TASK PROMPT ▸ What is the number of lines in these entries that contain "about"? State it alone.

-- start INPUT FOR THIS TASK --

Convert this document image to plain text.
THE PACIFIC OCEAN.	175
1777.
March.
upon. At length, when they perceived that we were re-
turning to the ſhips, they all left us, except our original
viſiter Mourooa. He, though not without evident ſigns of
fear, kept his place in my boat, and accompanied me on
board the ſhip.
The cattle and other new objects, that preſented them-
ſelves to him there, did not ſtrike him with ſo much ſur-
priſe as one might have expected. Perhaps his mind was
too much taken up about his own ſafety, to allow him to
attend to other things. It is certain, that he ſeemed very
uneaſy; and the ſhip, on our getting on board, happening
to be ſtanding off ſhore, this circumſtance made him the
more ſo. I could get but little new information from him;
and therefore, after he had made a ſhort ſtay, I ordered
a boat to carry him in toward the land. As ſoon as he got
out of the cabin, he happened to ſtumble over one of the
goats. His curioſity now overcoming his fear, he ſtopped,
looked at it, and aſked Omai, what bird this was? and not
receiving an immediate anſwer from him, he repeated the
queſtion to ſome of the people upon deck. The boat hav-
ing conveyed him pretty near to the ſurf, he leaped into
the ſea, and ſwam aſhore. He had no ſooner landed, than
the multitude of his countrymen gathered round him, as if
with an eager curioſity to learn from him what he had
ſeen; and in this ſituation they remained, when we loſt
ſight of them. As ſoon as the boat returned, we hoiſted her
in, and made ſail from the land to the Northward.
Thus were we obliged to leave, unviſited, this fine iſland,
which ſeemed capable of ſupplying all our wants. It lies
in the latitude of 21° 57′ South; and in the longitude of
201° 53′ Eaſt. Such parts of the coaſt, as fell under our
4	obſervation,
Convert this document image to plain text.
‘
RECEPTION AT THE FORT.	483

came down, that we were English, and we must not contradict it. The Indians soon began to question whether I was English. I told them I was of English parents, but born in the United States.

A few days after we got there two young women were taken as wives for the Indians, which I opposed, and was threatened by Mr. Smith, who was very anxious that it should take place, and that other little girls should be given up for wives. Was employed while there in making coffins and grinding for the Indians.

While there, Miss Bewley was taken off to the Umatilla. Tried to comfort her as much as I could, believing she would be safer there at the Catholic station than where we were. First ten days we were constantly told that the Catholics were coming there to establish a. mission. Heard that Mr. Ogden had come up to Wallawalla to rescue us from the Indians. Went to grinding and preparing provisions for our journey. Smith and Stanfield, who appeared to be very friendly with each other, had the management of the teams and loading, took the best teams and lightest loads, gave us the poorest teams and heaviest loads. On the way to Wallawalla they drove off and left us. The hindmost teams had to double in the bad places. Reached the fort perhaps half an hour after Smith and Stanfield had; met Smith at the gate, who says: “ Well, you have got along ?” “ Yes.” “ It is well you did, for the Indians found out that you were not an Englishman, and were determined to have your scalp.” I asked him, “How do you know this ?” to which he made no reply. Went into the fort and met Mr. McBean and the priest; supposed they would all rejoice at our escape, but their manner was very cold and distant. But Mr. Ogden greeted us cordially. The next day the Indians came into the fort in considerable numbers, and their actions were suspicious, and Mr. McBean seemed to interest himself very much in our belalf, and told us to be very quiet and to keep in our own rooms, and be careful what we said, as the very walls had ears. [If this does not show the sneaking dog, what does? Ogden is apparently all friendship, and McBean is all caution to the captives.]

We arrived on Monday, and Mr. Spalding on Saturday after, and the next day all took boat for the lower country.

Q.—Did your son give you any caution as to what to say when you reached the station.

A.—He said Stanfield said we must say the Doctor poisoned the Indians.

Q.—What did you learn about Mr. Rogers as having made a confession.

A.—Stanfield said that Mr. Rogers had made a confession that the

-- end INPUT FOR THIS TASK --

EXPECTED ANSWER ▸ 2